▶ **Task**: Count the lines in the records below that contain the string "brand", matching case exactly. Reply with the number only.

-=-=-=-=-

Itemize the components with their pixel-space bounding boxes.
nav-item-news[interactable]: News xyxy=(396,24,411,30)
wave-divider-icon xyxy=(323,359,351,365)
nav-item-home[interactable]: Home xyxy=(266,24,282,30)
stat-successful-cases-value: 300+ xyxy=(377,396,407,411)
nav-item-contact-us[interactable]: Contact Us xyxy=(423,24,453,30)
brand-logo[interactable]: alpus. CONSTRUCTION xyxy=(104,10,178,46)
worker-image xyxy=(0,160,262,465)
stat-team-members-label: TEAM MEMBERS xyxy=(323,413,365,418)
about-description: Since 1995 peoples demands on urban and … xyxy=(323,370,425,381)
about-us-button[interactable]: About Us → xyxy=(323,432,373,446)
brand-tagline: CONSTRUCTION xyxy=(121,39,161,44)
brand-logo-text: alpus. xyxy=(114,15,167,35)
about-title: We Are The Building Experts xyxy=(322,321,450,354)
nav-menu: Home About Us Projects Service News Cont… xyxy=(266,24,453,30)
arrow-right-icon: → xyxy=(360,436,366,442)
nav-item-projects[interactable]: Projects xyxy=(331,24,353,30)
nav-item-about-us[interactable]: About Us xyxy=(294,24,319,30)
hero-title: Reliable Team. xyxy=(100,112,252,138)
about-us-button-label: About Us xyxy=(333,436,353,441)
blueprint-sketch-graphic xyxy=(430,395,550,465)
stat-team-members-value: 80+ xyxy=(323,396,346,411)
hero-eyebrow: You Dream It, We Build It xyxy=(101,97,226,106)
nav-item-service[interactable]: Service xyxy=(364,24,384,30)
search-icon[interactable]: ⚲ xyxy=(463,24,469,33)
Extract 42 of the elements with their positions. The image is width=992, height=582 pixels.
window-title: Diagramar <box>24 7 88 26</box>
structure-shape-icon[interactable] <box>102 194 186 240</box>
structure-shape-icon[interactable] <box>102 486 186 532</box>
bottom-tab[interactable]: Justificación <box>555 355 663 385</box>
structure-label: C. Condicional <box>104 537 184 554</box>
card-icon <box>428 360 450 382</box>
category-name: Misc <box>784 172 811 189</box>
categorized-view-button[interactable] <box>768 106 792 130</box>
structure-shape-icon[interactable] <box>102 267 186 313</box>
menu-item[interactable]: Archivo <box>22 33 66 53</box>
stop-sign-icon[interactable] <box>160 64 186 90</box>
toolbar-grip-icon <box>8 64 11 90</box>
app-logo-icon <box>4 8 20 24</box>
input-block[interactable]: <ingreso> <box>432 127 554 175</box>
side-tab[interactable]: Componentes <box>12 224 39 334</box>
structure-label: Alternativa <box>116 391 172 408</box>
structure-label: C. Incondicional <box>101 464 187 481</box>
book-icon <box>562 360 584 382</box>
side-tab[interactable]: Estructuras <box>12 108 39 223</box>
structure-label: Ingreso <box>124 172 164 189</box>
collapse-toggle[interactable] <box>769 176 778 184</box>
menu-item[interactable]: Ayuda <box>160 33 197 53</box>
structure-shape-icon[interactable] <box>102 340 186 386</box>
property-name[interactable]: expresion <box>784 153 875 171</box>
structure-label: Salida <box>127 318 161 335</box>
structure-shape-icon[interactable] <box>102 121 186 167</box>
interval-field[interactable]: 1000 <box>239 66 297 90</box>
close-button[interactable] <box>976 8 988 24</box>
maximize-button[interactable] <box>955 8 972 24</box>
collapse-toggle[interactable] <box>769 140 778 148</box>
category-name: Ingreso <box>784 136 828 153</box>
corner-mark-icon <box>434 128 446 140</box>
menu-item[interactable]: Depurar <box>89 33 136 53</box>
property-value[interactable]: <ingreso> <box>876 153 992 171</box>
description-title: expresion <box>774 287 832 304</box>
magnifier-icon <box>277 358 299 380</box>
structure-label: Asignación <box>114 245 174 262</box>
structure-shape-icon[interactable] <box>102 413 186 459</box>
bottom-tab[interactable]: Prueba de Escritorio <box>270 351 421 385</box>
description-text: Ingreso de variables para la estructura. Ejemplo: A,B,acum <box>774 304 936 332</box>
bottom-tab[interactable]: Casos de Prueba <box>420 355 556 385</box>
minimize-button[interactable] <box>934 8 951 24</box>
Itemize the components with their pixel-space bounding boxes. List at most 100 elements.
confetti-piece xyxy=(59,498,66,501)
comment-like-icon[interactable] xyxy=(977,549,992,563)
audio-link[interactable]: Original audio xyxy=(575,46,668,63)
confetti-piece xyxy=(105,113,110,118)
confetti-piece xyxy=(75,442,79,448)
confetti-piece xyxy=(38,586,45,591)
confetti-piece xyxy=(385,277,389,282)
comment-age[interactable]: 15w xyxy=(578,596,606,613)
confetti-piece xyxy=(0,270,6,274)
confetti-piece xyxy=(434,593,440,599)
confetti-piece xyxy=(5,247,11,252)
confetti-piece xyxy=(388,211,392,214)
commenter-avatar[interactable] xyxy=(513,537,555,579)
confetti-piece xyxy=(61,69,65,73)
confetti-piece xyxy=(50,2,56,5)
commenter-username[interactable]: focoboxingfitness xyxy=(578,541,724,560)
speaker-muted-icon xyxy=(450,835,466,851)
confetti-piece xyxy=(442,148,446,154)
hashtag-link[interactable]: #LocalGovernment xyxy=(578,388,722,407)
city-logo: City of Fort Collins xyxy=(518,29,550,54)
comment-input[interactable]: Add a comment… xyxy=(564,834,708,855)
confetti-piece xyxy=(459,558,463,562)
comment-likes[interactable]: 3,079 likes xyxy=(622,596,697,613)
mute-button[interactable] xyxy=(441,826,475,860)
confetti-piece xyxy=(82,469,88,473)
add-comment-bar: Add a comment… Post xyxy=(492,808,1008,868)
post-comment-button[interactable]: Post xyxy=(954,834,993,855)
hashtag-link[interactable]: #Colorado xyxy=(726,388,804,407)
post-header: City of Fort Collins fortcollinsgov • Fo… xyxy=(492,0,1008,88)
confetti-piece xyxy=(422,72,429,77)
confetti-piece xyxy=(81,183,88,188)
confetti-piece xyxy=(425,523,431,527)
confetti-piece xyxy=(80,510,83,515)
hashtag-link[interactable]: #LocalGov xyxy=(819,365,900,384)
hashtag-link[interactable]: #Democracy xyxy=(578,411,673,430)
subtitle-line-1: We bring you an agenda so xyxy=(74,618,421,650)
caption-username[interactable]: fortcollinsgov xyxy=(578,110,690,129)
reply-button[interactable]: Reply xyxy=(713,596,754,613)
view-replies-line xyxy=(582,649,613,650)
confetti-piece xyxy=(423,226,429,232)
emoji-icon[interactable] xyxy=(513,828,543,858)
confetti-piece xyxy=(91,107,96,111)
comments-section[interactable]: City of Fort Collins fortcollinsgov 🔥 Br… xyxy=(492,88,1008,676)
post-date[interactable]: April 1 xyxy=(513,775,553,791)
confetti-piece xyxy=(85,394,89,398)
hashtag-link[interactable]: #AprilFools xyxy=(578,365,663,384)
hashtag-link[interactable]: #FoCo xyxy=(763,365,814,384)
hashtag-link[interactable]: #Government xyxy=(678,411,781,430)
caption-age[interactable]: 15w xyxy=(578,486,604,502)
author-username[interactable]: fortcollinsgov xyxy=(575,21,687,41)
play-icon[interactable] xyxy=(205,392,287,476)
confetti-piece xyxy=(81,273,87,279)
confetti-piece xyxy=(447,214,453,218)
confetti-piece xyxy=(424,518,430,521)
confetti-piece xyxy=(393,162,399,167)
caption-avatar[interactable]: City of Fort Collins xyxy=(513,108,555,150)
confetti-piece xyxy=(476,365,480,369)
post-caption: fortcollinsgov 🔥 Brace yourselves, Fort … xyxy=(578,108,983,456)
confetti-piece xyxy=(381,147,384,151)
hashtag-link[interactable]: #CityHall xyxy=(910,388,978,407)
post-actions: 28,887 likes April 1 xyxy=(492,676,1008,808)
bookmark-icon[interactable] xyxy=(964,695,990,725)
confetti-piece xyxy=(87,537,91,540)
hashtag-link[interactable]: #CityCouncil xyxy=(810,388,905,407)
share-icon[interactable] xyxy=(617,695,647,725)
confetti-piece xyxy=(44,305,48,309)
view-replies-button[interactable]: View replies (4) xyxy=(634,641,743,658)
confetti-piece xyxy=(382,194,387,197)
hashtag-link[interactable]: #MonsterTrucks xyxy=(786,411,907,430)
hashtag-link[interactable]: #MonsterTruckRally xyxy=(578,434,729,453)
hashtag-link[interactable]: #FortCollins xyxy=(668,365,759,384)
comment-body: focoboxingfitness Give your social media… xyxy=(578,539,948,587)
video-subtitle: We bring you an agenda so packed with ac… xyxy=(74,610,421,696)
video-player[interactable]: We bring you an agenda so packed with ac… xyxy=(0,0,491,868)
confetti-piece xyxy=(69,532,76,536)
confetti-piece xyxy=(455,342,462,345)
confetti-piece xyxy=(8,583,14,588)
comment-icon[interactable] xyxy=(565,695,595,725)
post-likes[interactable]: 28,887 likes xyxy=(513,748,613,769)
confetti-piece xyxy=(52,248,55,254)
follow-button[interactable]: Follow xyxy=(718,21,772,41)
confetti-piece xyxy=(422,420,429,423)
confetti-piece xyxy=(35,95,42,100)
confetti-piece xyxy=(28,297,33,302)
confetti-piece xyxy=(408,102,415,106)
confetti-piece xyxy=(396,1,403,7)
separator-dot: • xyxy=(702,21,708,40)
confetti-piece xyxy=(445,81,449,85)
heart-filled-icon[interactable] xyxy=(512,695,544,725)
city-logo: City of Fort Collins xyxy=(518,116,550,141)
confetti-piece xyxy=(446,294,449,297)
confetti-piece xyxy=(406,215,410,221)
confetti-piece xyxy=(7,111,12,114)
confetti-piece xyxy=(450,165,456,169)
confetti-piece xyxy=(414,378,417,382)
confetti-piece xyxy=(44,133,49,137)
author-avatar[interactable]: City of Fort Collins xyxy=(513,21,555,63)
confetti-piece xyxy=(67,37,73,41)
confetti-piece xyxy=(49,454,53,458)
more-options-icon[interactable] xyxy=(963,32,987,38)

-=-=-=-=-

▶ **Exercise response**: 3